**Given information:**
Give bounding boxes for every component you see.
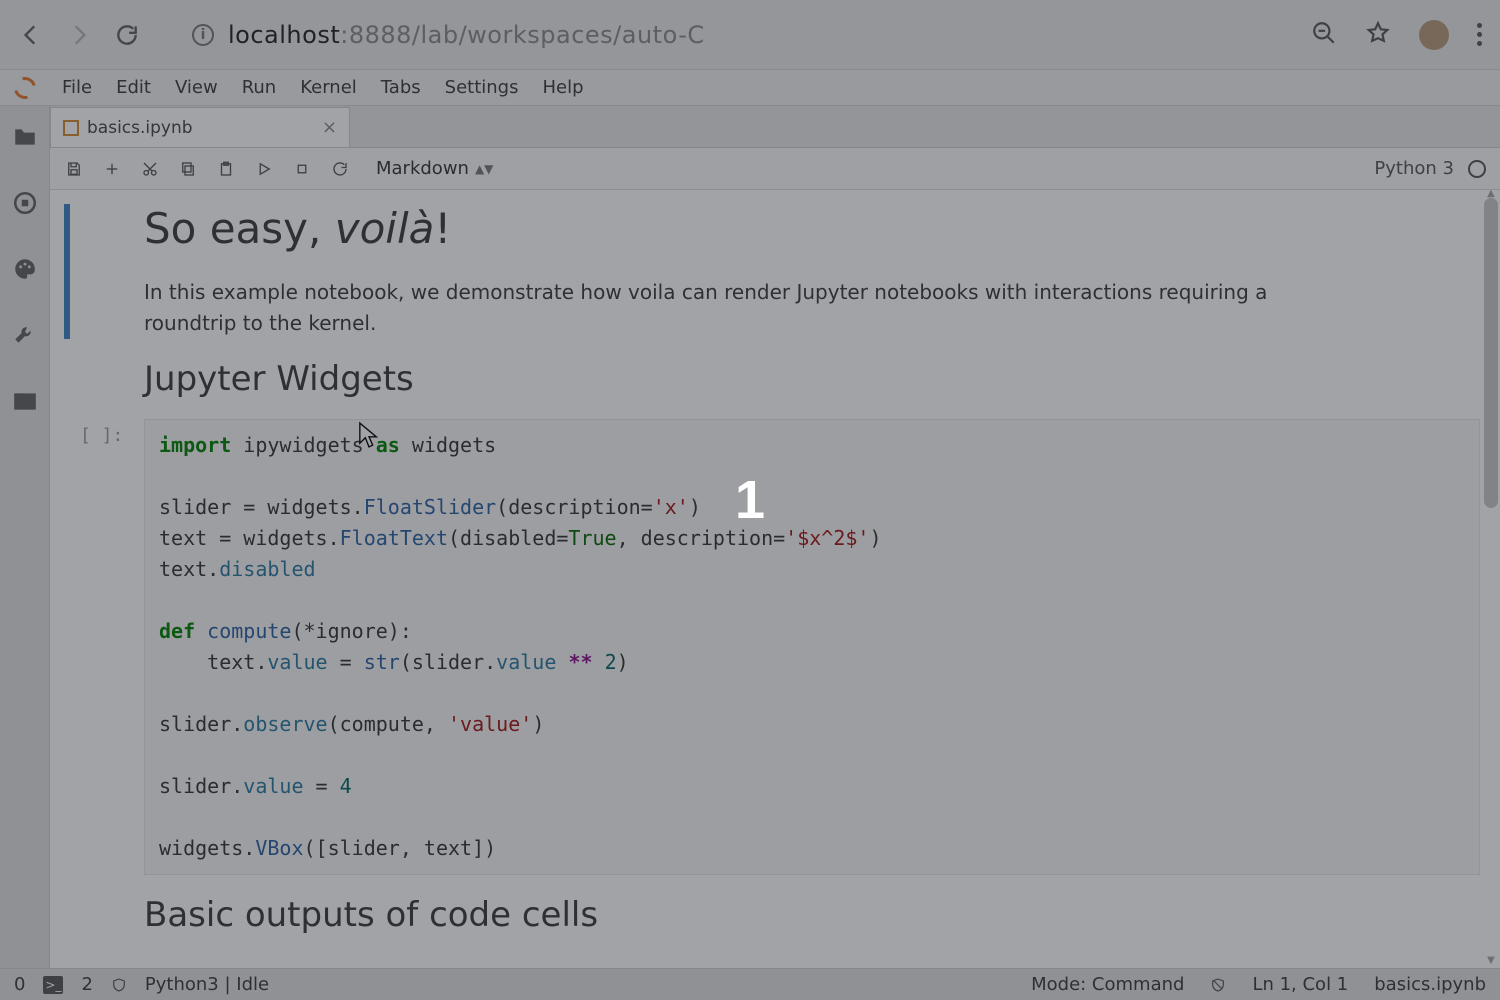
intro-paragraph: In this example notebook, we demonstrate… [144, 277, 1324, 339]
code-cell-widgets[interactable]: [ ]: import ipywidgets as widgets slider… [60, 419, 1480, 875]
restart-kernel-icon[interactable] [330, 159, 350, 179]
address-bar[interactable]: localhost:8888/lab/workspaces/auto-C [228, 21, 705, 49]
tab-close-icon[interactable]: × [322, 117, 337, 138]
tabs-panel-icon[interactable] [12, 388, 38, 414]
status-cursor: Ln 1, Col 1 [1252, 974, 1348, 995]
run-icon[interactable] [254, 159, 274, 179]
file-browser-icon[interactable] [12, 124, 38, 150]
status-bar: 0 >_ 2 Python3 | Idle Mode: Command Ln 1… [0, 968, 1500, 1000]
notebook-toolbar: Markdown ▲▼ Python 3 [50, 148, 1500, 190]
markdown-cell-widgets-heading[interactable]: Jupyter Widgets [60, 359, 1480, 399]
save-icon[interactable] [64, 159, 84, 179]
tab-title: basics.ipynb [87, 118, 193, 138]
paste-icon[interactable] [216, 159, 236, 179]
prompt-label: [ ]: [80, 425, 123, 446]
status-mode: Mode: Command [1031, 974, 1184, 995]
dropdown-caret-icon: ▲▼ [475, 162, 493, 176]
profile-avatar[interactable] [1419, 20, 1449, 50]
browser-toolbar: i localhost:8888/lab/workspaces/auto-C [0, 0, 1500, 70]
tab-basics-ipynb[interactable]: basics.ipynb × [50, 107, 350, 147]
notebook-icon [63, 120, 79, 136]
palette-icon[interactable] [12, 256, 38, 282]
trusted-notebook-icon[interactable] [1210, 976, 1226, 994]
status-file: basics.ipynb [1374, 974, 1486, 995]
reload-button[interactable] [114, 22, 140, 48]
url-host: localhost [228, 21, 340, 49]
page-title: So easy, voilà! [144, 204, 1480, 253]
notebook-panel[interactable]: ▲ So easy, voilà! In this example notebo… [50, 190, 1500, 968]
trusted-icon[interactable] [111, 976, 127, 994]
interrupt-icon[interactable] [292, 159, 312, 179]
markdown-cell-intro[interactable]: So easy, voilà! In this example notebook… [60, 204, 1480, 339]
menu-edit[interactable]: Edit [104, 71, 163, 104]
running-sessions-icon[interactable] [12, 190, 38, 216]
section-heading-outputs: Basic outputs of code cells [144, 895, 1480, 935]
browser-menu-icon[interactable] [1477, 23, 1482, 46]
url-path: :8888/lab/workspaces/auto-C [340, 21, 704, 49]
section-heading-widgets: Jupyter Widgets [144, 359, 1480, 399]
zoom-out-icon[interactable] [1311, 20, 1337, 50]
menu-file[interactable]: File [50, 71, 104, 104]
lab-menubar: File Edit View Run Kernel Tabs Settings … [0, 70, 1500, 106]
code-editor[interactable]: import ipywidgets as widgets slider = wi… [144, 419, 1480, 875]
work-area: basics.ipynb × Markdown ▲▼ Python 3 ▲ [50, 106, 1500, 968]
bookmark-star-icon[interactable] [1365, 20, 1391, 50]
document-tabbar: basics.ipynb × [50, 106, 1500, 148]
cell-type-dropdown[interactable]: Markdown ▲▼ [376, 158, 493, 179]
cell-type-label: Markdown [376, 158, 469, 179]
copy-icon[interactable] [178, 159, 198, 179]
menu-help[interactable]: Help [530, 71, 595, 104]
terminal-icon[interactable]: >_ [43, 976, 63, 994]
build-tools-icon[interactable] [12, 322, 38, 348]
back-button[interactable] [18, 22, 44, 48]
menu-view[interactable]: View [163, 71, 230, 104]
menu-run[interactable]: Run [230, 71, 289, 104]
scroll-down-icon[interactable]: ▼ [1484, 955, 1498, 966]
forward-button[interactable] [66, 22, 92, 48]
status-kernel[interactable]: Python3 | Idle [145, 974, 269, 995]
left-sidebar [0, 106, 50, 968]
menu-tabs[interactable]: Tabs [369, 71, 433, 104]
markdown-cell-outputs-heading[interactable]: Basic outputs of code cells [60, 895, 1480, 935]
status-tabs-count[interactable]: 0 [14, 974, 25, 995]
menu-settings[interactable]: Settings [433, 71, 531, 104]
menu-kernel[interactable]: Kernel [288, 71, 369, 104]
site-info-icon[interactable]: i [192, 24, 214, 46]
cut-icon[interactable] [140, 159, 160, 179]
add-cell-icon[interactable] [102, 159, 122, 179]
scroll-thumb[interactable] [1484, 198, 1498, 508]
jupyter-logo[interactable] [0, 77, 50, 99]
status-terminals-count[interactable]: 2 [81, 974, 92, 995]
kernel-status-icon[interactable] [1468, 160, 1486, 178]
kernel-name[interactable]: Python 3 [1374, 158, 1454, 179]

**What you have to do:** Print each entry above verbatim, pictures left out.

**Your response:**
Give bounding boxes for every component you see.
intro-paragraph: In this example notebook, we demonstrate… [144, 277, 1324, 339]
code-cell-widgets[interactable]: [ ]: import ipywidgets as widgets slider… [60, 419, 1480, 875]
restart-kernel-icon[interactable] [330, 159, 350, 179]
address-bar[interactable]: localhost:8888/lab/workspaces/auto-C [228, 21, 705, 49]
tab-close-icon[interactable]: × [322, 117, 337, 138]
tabs-panel-icon[interactable] [12, 388, 38, 414]
status-cursor: Ln 1, Col 1 [1252, 974, 1348, 995]
run-icon[interactable] [254, 159, 274, 179]
file-browser-icon[interactable] [12, 124, 38, 150]
status-bar: 0 >_ 2 Python3 | Idle Mode: Command Ln 1… [0, 968, 1500, 1000]
notebook-toolbar: Markdown ▲▼ Python 3 [50, 148, 1500, 190]
markdown-cell-widgets-heading[interactable]: Jupyter Widgets [60, 359, 1480, 399]
save-icon[interactable] [64, 159, 84, 179]
tab-title: basics.ipynb [87, 118, 193, 138]
paste-icon[interactable] [216, 159, 236, 179]
prompt-label: [ ]: [80, 425, 123, 446]
status-mode: Mode: Command [1031, 974, 1184, 995]
dropdown-caret-icon: ▲▼ [475, 162, 493, 176]
profile-avatar[interactable] [1419, 20, 1449, 50]
browser-toolbar: i localhost:8888/lab/workspaces/auto-C [0, 0, 1500, 70]
tab-basics-ipynb[interactable]: basics.ipynb × [50, 107, 350, 147]
notebook-icon [63, 120, 79, 136]
palette-icon[interactable] [12, 256, 38, 282]
trusted-notebook-icon[interactable] [1210, 976, 1226, 994]
status-file: basics.ipynb [1374, 974, 1486, 995]
reload-button[interactable] [114, 22, 140, 48]
url-host: localhost [228, 21, 340, 49]
page-title: So easy, voilà! [144, 204, 1480, 253]
notebook-panel[interactable]: ▲ So easy, voilà! In this example notebo… [50, 190, 1500, 968]
trusted-icon[interactable] [111, 976, 127, 994]
interrupt-icon[interactable] [292, 159, 312, 179]
markdown-cell-intro[interactable]: So easy, voilà! In this example notebook… [60, 204, 1480, 339]
menu-edit[interactable]: Edit [104, 71, 163, 104]
running-sessions-icon[interactable] [12, 190, 38, 216]
section-heading-outputs: Basic outputs of code cells [144, 895, 1480, 935]
browser-menu-icon[interactable] [1477, 23, 1482, 46]
url-path: :8888/lab/workspaces/auto-C [340, 21, 704, 49]
section-heading-widgets: Jupyter Widgets [144, 359, 1480, 399]
zoom-out-icon[interactable] [1311, 20, 1337, 50]
menu-file[interactable]: File [50, 71, 104, 104]
lab-menubar: File Edit View Run Kernel Tabs Settings … [0, 70, 1500, 106]
code-editor[interactable]: import ipywidgets as widgets slider = wi… [144, 419, 1480, 875]
work-area: basics.ipynb × Markdown ▲▼ Python 3 ▲ [50, 106, 1500, 968]
bookmark-star-icon[interactable] [1365, 20, 1391, 50]
document-tabbar: basics.ipynb × [50, 106, 1500, 148]
cell-type-dropdown[interactable]: Markdown ▲▼ [376, 158, 493, 179]
cell-type-label: Markdown [376, 158, 469, 179]
copy-icon[interactable] [178, 159, 198, 179]
menu-help[interactable]: Help [530, 71, 595, 104]
terminal-icon[interactable]: >_ [43, 976, 63, 994]
build-tools-icon[interactable] [12, 322, 38, 348]
back-button[interactable] [18, 22, 44, 48]
menu-view[interactable]: View [163, 71, 230, 104]
menu-run[interactable]: Run [230, 71, 289, 104]
scroll-down-icon[interactable]: ▼ [1484, 955, 1498, 966]
forward-button[interactable] [66, 22, 92, 48]
status-kernel[interactable]: Python3 | Idle [145, 974, 269, 995]
left-sidebar [0, 106, 50, 968]
menu-tabs[interactable]: Tabs [369, 71, 433, 104]
markdown-cell-outputs-heading[interactable]: Basic outputs of code cells [60, 895, 1480, 935]
status-tabs-count[interactable]: 0 [14, 974, 25, 995]
menu-settings[interactable]: Settings [433, 71, 531, 104]
menu-kernel[interactable]: Kernel [288, 71, 369, 104]
site-info-icon[interactable]: i [192, 24, 214, 46]
cut-icon[interactable] [140, 159, 160, 179]
add-cell-icon[interactable] [102, 159, 122, 179]
scroll-thumb[interactable] [1484, 198, 1498, 508]
jupyter-logo[interactable] [0, 77, 50, 99]
status-terminals-count[interactable]: 2 [81, 974, 92, 995]
kernel-status-icon[interactable] [1468, 160, 1486, 178]
kernel-name[interactable]: Python 3 [1374, 158, 1454, 179]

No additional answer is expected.